* START Supplied passage *
The code get great performance improvement. My original version cost 133 s
and about 166 G memories, while your version cost 61 s and about 423M
memories!
在 2015年12月15日星期二 UTC+8下午7:34:55,Pablo Zubieta写道:
>
> Stefan said that your code is well type (type stable). Have you tried
> Yichao's suggestions?
>
> Here is the function ground() taking them into account:
>
> function ground()
> R = 320.
> Ks = 2^11 - 1
> x = linspace(-R, R, Ks+1)
> dx = 2R/Ks
> dt = 0.1
> pm = 2π/2dx
> px = circshift( linspace(-pm, pm, Ks+1), round(Int64, Ks/2) )
> FFTW.set_num_threads(8)
>
>
> V = Float64[Potential(ix, iy) for ix in x, iy in x]
> ko = Float64[e^(-dt/4* (Ko(ipx,ipy))) for ipx in px, ipy in px]
> ko2 = ko.^2
> vo = Float64[e^(-dt* (Potential(ix,iy))) for ix in x, iy in x]
> ϕ = Array(Complex128,(Ks+1,Ks+1))
> Pl = plan_fft!(ϕ; flags=FFTW.MEASURE)
> for i in eachindex(ϕ); ϕ[i] = V[i]; end # Conversion is automatic here
>
>
> invnormphi = 1. / (sqrt(sumabs2(ϕ))*dx)
> scale!(ϕ, invnormphi)
>
>
> Pl * ϕ # No need to assign to ϕ
> for i in eachindex(ϕ); ϕ[i] *= ko[i]; end
> Pl \ ϕ
>
> ϕ′ = similar(ϕ)
>
> Δϕ = 1.
> nstep = 0
> println("start loop")
> while Δϕ > 1.e-15
> copy!(ϕ′, ϕ)
> for i in eachindex(ϕ), ϕ[i] *= vo[i]; end
>
> invnormphi = 1. / (sqrt(sumabs2(ϕ))*dx)
> scale!(ϕ, invnormphi)
>
>
> Pl * ϕ
> for i in eachindex(ϕ); ϕ[i] *= ko2[i]; end
> Pl \ ϕ
> # if check Δϕ for every step, 35s is needed.
> if nstep>500
> Δϕ = maxabs(ϕ-ϕ′)
> end
> nstep += 1
> if mod(nstep,200)==0
> print(nstep," ")
> println("Δϕ=",Δϕ)
> end
>
> end
> for i in eachindex(ϕ); ϕ[i] *= vo[i]; end
>
> Pl * ϕ
> for i in eachindex(ϕ); ϕ[i] *= ko[i]; end
> Pl \ ϕ
>
>
> invnormphi = 1. / (sqrt(sumabs2(ϕ))*dx)
> scale!(ϕ, invnormphi)
> end
>
>
>
>
* END Supplied passage *
▶ What needs to be done: Condense the paragraph of the thread above that begins "The code get great performance improvement" into a short list, keeping all of its figures.
* START Data segment *
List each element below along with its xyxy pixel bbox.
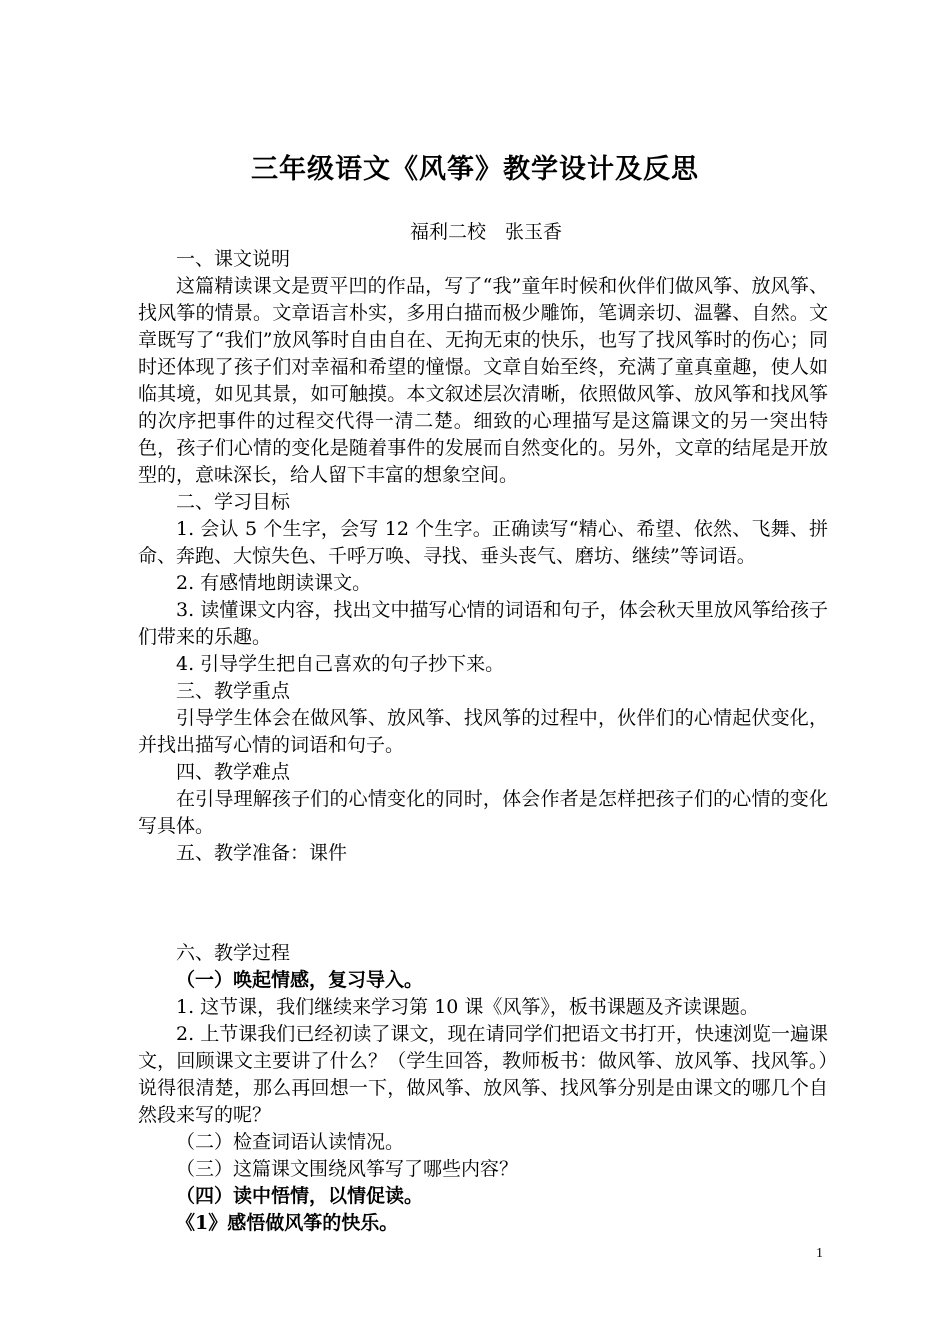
* END Data segment *
▶ Written answer:
- The revised code brought a large performance improvement.
- Original version: 133 s and about 166 G of memory.
- Revised version: 61 s and about 423M of memory.